Exercise brief> Locate all lines in the data below that hold "Ctrl" and show them.

The records>
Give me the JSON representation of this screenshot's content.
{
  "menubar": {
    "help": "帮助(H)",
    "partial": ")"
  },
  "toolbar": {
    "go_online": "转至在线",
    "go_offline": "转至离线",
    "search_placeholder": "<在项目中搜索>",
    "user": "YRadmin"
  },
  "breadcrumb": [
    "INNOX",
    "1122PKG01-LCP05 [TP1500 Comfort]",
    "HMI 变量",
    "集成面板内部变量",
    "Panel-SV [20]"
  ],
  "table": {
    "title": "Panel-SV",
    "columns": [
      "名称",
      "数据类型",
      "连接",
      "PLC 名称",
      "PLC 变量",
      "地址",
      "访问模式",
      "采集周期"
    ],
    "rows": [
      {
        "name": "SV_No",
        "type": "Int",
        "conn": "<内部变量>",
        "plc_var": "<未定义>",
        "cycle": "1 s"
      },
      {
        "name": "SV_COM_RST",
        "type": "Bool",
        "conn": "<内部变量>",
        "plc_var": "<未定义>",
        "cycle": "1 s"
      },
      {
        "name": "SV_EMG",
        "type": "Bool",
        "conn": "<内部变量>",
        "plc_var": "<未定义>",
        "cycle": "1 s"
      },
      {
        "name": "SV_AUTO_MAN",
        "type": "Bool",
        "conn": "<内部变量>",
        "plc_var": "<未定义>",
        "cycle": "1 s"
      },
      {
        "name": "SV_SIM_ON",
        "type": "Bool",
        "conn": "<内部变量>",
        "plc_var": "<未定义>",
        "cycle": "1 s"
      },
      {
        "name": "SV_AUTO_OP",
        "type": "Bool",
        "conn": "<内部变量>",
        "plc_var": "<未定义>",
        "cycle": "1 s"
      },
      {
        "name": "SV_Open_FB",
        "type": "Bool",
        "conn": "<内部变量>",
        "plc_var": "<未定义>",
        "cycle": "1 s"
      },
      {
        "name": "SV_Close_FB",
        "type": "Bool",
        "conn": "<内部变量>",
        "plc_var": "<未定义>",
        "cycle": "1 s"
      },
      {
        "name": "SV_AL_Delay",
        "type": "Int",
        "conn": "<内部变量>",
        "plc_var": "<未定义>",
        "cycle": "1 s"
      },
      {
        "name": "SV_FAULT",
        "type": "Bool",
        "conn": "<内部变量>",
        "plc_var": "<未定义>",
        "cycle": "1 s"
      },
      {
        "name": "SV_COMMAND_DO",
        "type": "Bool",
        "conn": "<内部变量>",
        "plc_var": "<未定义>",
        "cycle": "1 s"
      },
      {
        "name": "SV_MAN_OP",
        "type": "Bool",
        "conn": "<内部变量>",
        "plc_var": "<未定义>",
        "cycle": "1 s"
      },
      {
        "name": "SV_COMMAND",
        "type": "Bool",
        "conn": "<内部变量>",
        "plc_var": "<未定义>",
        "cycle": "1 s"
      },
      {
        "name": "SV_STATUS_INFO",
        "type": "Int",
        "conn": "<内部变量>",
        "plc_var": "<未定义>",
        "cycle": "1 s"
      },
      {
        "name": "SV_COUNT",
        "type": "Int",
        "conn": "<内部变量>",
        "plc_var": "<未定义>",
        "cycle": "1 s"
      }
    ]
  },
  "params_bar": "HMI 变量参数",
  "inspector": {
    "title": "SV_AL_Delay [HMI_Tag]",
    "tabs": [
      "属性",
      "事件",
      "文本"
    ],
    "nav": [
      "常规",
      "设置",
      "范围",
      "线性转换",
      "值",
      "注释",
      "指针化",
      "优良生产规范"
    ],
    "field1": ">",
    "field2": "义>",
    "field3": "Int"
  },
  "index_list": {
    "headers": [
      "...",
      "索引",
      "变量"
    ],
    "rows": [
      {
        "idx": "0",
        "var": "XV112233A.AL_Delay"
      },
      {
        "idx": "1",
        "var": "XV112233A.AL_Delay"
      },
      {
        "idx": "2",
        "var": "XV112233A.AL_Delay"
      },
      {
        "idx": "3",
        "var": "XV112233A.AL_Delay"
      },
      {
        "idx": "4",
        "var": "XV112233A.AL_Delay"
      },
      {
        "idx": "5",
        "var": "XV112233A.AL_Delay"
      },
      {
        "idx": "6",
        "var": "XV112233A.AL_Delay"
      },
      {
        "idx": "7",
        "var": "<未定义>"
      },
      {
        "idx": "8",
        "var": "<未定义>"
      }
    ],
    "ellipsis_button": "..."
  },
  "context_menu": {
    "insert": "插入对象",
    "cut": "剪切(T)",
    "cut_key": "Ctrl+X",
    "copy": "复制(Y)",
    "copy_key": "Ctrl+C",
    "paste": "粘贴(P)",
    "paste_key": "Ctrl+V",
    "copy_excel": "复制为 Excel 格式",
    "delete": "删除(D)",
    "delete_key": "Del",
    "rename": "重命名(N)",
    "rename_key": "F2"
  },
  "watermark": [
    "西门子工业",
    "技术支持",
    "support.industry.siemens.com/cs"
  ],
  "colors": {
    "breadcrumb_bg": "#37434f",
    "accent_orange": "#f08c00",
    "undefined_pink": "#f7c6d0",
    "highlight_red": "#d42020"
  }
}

Response to the task>
    "cut_key": "Ctrl+X",
    "copy_key": "Ctrl+C",
    "paste_key": "Ctrl+V",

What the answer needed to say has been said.